§ **SHORT PROBLEM**:
Output every line exactly as written. Leave out pictures.

(Records contained in a dataset)
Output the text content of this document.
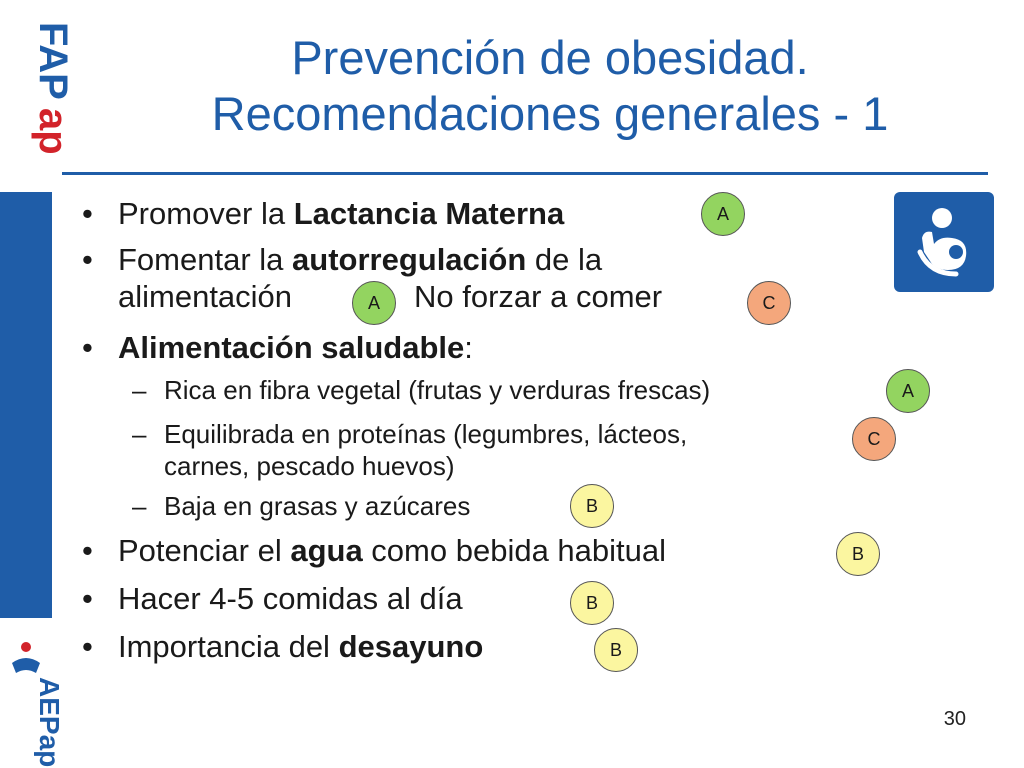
FAP
ap
AEPap
Prevención de obesidad.
Recomendaciones generales - 1
• Promover la Lactancia Materna	A
• Fomentar la autorregulación de la
alimentación	A	No forzar a comer	C
• Alimentación saludable:
– Rica en fibra vegetal (frutas y verduras frescas)	A
– Equilibrada en proteínas (legumbres, lácteos,
carnes, pescado huevos)
C
– Baja en grasas y azúcares	B
• Potenciar el agua como bebida habitual	B
• Hacer 4-5 comidas al día	B
• Importancia del desayuno	B
30
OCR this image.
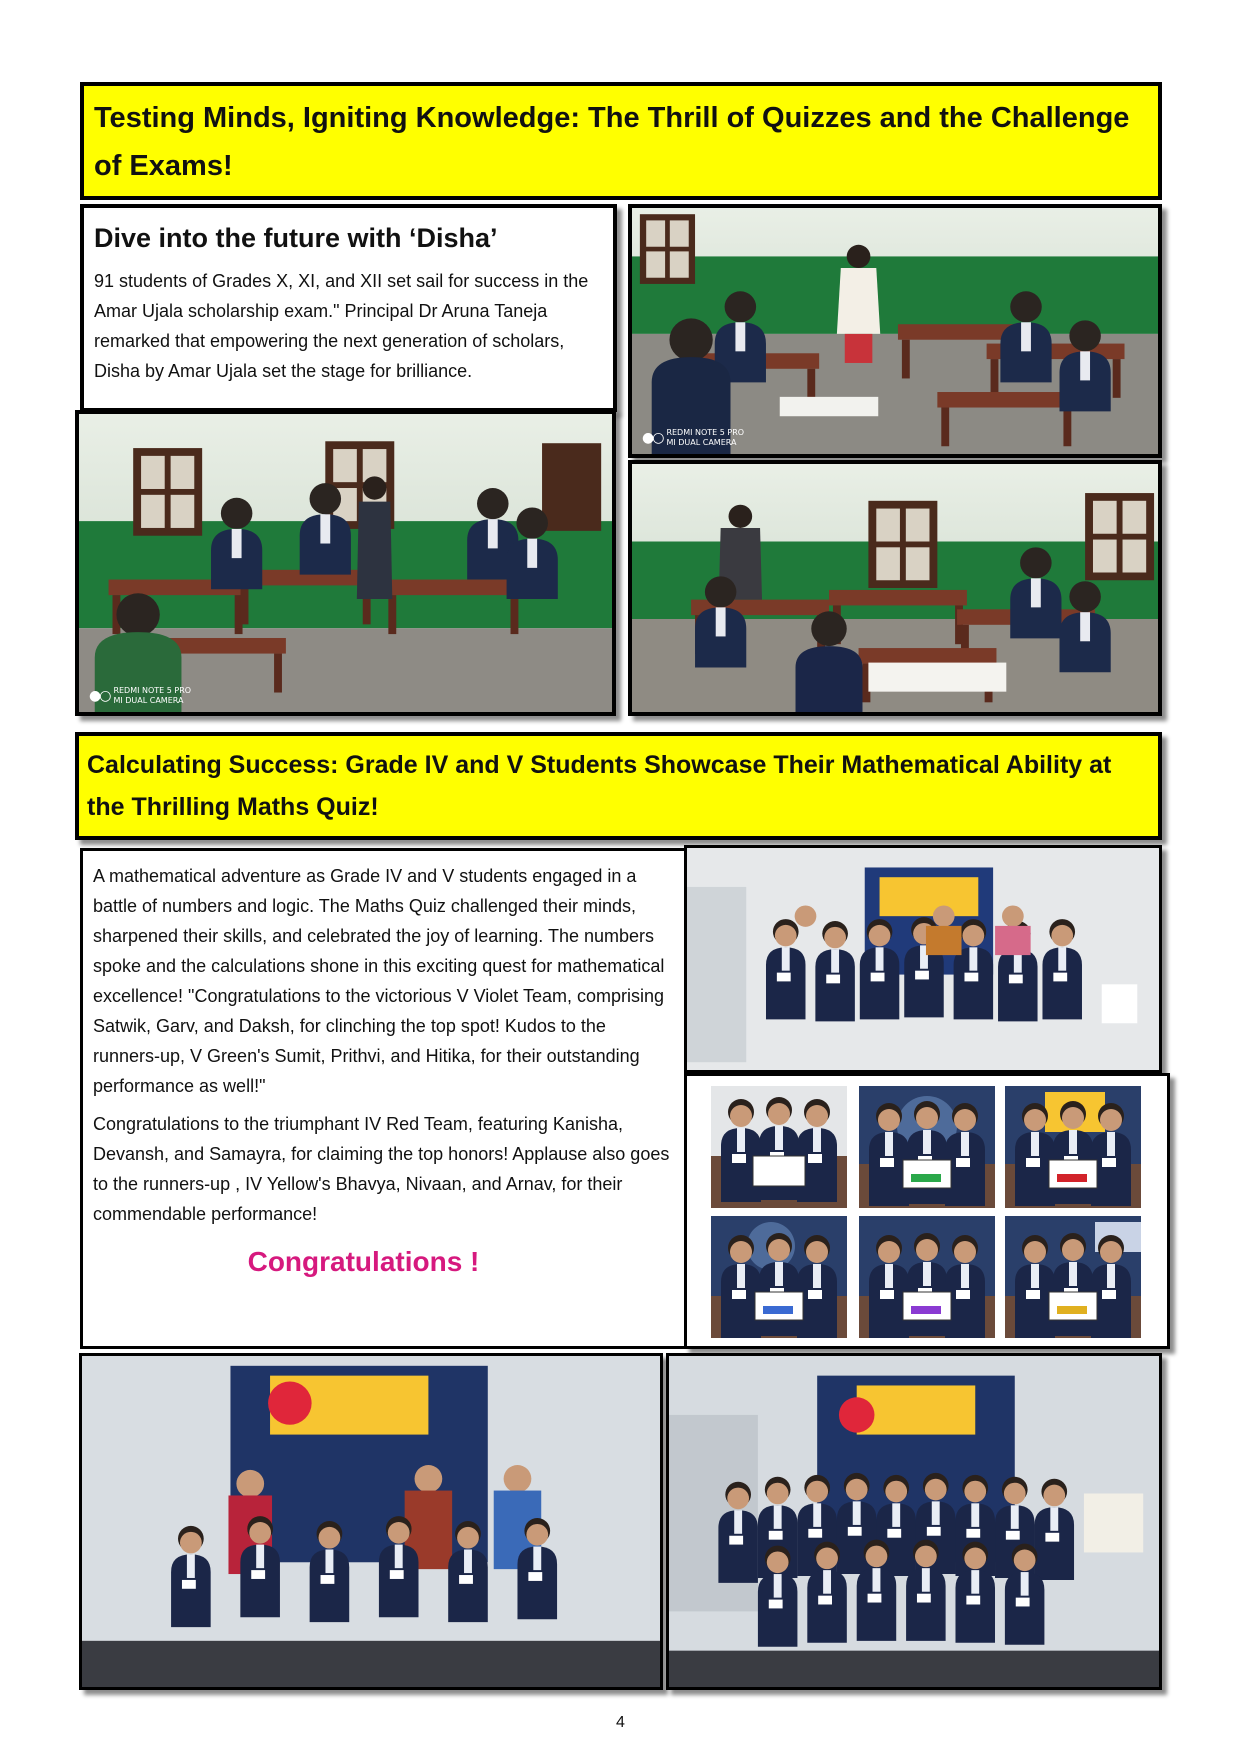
Testing Minds, Igniting Knowledge: The Thrill of Quizzes and the Challenge of Exams!
Dive into the future with ‘Disha’
91 students of Grades X, XI, and XII set sail for success in the Amar Ujala scholarship exam." Principal Dr Aruna Taneja remarked that empowering the next generation of scholars, Disha by Amar Ujala set the stage for brilliance.
●○ REDMI NOTE 5 PRO
MI DUAL CAMERA
●○ REDMI NOTE 5 PRO
MI DUAL CAMERA
Calculating Success: Grade IV and V Students Showcase Their Mathematical Ability at the Thrilling Maths Quiz!

A mathematical adventure as Grade IV and V students engaged in a battle of numbers and logic. The Maths Quiz challenged their minds, sharpened their skills, and celebrated the joy of learning. The numbers spoke and the calculations shone in this exciting quest for mathematical excellence! "Congratulations to the victorious V Violet Team, comprising Satwik, Garv, and Daksh, for clinching the top spot! Kudos to the runners-up, V Green's Sumit, Prithvi, and Hitika, for their outstanding performance as well!"

Congratulations to the triumphant IV Red Team, featuring Kanisha, Devansh, and Samayra, for claiming the top honors! Applause also goes to the runners-up , IV Yellow's Bhavya, Nivaan, and Arnav, for their commendable performance!

Congratulations !
4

§ **EXPECTED OUTPUT**:
Output the text content of this document.
FAP
ap
AEPap
Prevención de obesidad.
Recomendaciones generales - 1
• Promover la Lactancia Materna	A
• Fomentar la autorregulación de la
alimentación	A	No forzar a comer	C
• Alimentación saludable:
– Rica en fibra vegetal (frutas y verduras frescas)	A
– Equilibrada en proteínas (legumbres, lácteos,
carnes, pescado huevos)
C
– Baja en grasas y azúcares	B
• Potenciar el agua como bebida habitual	B
• Hacer 4-5 comidas al día	B
• Importancia del desayuno	B
30
OCR this image.
Testing Minds, Igniting Knowledge: The Thrill of Quizzes and the Challenge of Exams!
Dive into the future with ‘Disha’
91 students of Grades X, XI, and XII set sail for success in the Amar Ujala scholarship exam." Principal Dr Aruna Taneja remarked that empowering the next generation of scholars, Disha by Amar Ujala set the stage for brilliance.
●○ REDMI NOTE 5 PRO
MI DUAL CAMERA
●○ REDMI NOTE 5 PRO
MI DUAL CAMERA
Calculating Success: Grade IV and V Students Showcase Their Mathematical Ability at the Thrilling Maths Quiz!

A mathematical adventure as Grade IV and V students engaged in a battle of numbers and logic. The Maths Quiz challenged their minds, sharpened their skills, and celebrated the joy of learning. The numbers spoke and the calculations shone in this exciting quest for mathematical excellence! "Congratulations to the victorious V Violet Team, comprising Satwik, Garv, and Daksh, for clinching the top spot! Kudos to the runners-up, V Green's Sumit, Prithvi, and Hitika, for their outstanding performance as well!"

Congratulations to the triumphant IV Red Team, featuring Kanisha, Devansh, and Samayra, for claiming the top honors! Applause also goes to the runners-up , IV Yellow's Bhavya, Nivaan, and Arnav, for their commendable performance!

Congratulations !
4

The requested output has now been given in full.